PROBLEM DESCRIPTION:
Extract the data exactly, missing nothing.

Stored records
────────────────

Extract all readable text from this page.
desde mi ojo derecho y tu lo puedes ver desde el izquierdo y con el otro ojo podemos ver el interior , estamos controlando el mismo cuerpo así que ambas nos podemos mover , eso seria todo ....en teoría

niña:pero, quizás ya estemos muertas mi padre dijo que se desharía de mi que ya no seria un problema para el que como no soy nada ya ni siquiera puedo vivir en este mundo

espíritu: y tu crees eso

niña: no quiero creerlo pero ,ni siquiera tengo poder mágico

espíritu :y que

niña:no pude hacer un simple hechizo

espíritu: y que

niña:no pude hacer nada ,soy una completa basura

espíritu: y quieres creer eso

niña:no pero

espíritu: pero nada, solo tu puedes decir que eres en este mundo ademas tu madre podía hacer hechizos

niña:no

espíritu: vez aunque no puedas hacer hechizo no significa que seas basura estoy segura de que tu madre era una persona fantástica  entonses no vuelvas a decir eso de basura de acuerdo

────────────────

RESULT OF THE TASK:
Extract all readable text from this page.
desde mi ojo derecho y tu lo puedes ver desde el izquierdo y con el otro ojo podemos ver el interior , estamos controlando el mismo cuerpo así que ambas nos podemos mover , eso seria todo ....en teoría

niña:pero, quizás ya estemos muertas mi padre dijo que se desharía de mi que ya no seria un problema para el que como no soy nada ya ni siquiera puedo vivir en este mundo

espíritu: y tu crees eso

niña: no quiero creerlo pero ,ni siquiera tengo poder mágico

espíritu :y que

niña:no pude hacer un simple hechizo

espíritu: y que

niña:no pude hacer nada ,soy una completa basura

espíritu: y quieres creer eso

niña:no pero

espíritu: pero nada, solo tu puedes decir que eres en este mundo ademas tu madre podía hacer hechizos

niña:no

espíritu: vez aunque no puedas hacer hechizo no significa que seas basura estoy segura de que tu madre era una persona fantástica  entonses no vuelvas a decir eso de basura de acuerdo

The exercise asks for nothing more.